Items from a data source
• • •

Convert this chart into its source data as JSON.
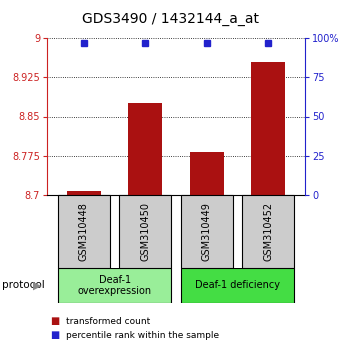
{
  "title": "GDS3490 / 1432144_a_at",
  "samples": [
    "GSM310448",
    "GSM310450",
    "GSM310449",
    "GSM310452"
  ],
  "bar_values": [
    8.708,
    8.875,
    8.782,
    8.955
  ],
  "percentile_values": [
    97,
    97,
    97,
    97
  ],
  "ylim_left": [
    8.7,
    9.0
  ],
  "ylim_right": [
    0,
    100
  ],
  "yticks_left": [
    8.7,
    8.775,
    8.85,
    8.925,
    9.0
  ],
  "ytick_labels_left": [
    "8.7",
    "8.775",
    "8.85",
    "8.925",
    "9"
  ],
  "yticks_right": [
    0,
    25,
    50,
    75,
    100
  ],
  "ytick_labels_right": [
    "0",
    "25",
    "50",
    "75",
    "100%"
  ],
  "bar_color": "#aa1111",
  "percentile_color": "#2222cc",
  "bar_bottom": 8.7,
  "groups": [
    {
      "label": "Deaf-1\noverexpression",
      "samples": [
        0,
        1
      ],
      "color": "#99ee99"
    },
    {
      "label": "Deaf-1 deficiency",
      "samples": [
        2,
        3
      ],
      "color": "#44dd44"
    }
  ],
  "protocol_label": "protocol",
  "legend_bar_label": "transformed count",
  "legend_percentile_label": "percentile rank within the sample",
  "title_color": "#000000",
  "left_axis_color": "#cc2222",
  "right_axis_color": "#2222cc",
  "sample_box_color": "#cccccc",
  "background_color": "#ffffff"
}
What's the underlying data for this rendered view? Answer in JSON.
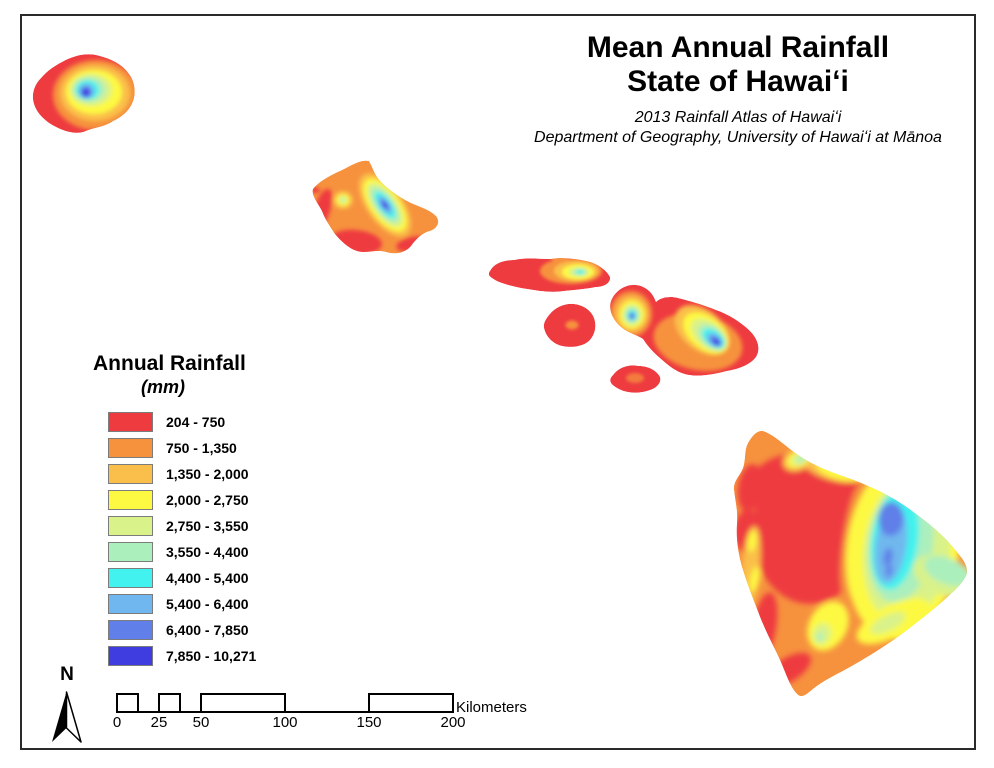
{
  "title": {
    "line1": "Mean Annual Rainfall",
    "line2": "State of Hawaiʻi"
  },
  "subtitle": {
    "line1": "2013 Rainfall Atlas of Hawaiʻi",
    "line2": "Department of Geography, University of Hawaiʻi at Mānoa"
  },
  "legend": {
    "title": "Annual Rainfall",
    "units": "(mm)",
    "items": [
      {
        "label": "204 - 750",
        "color": "#ee3b40"
      },
      {
        "label": "750 - 1,350",
        "color": "#f6923e"
      },
      {
        "label": "1,350 - 2,000",
        "color": "#fabf4a"
      },
      {
        "label": "2,000 - 2,750",
        "color": "#fdf943"
      },
      {
        "label": "2,750 - 3,550",
        "color": "#d9f289"
      },
      {
        "label": "3,550 - 4,400",
        "color": "#abefbd"
      },
      {
        "label": "4,400 - 5,400",
        "color": "#41f2ee"
      },
      {
        "label": "5,400 - 6,400",
        "color": "#6fb7ee"
      },
      {
        "label": "6,400 - 7,850",
        "color": "#617fe8"
      },
      {
        "label": "7,850 - 10,271",
        "color": "#3f3ce0"
      }
    ]
  },
  "north_arrow": {
    "label": "N"
  },
  "scalebar": {
    "ticks": [
      "0",
      "25",
      "50",
      "100",
      "150",
      "200"
    ],
    "units_label": "Kilometers"
  }
}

• • •

> [WHAT IS NEEDED]: The records above are to be restated exactly, without their pictures.

> [IN RESPONSE]:
Convert this chart into its source data as JSON.
{
  "title": "GDS3490 / 1432144_a_at",
  "samples": [
    "GSM310448",
    "GSM310450",
    "GSM310449",
    "GSM310452"
  ],
  "bar_values": [
    8.708,
    8.875,
    8.782,
    8.955
  ],
  "percentile_values": [
    97,
    97,
    97,
    97
  ],
  "ylim_left": [
    8.7,
    9.0
  ],
  "ylim_right": [
    0,
    100
  ],
  "yticks_left": [
    8.7,
    8.775,
    8.85,
    8.925,
    9.0
  ],
  "ytick_labels_left": [
    "8.7",
    "8.775",
    "8.85",
    "8.925",
    "9"
  ],
  "yticks_right": [
    0,
    25,
    50,
    75,
    100
  ],
  "ytick_labels_right": [
    "0",
    "25",
    "50",
    "75",
    "100%"
  ],
  "bar_color": "#aa1111",
  "percentile_color": "#2222cc",
  "bar_bottom": 8.7,
  "groups": [
    {
      "label": "Deaf-1\noverexpression",
      "samples": [
        0,
        1
      ],
      "color": "#99ee99"
    },
    {
      "label": "Deaf-1 deficiency",
      "samples": [
        2,
        3
      ],
      "color": "#44dd44"
    }
  ],
  "protocol_label": "protocol",
  "legend_bar_label": "transformed count",
  "legend_percentile_label": "percentile rank within the sample",
  "title_color": "#000000",
  "left_axis_color": "#cc2222",
  "right_axis_color": "#2222cc",
  "sample_box_color": "#cccccc",
  "background_color": "#ffffff"
}
What's the underlying data for this rendered view? Answer in JSON.
{
  "title": {
    "line1": "Mean Annual Rainfall",
    "line2": "State of Hawaiʻi"
  },
  "subtitle": {
    "line1": "2013 Rainfall Atlas of Hawaiʻi",
    "line2": "Department of Geography, University of Hawaiʻi at Mānoa"
  },
  "legend": {
    "title": "Annual Rainfall",
    "units": "(mm)",
    "items": [
      {
        "label": "204 - 750",
        "color": "#ee3b40"
      },
      {
        "label": "750 - 1,350",
        "color": "#f6923e"
      },
      {
        "label": "1,350 - 2,000",
        "color": "#fabf4a"
      },
      {
        "label": "2,000 - 2,750",
        "color": "#fdf943"
      },
      {
        "label": "2,750 - 3,550",
        "color": "#d9f289"
      },
      {
        "label": "3,550 - 4,400",
        "color": "#abefbd"
      },
      {
        "label": "4,400 - 5,400",
        "color": "#41f2ee"
      },
      {
        "label": "5,400 - 6,400",
        "color": "#6fb7ee"
      },
      {
        "label": "6,400 - 7,850",
        "color": "#617fe8"
      },
      {
        "label": "7,850 - 10,271",
        "color": "#3f3ce0"
      }
    ]
  },
  "north_arrow": {
    "label": "N"
  },
  "scalebar": {
    "ticks": [
      "0",
      "25",
      "50",
      "100",
      "150",
      "200"
    ],
    "units_label": "Kilometers"
  }
}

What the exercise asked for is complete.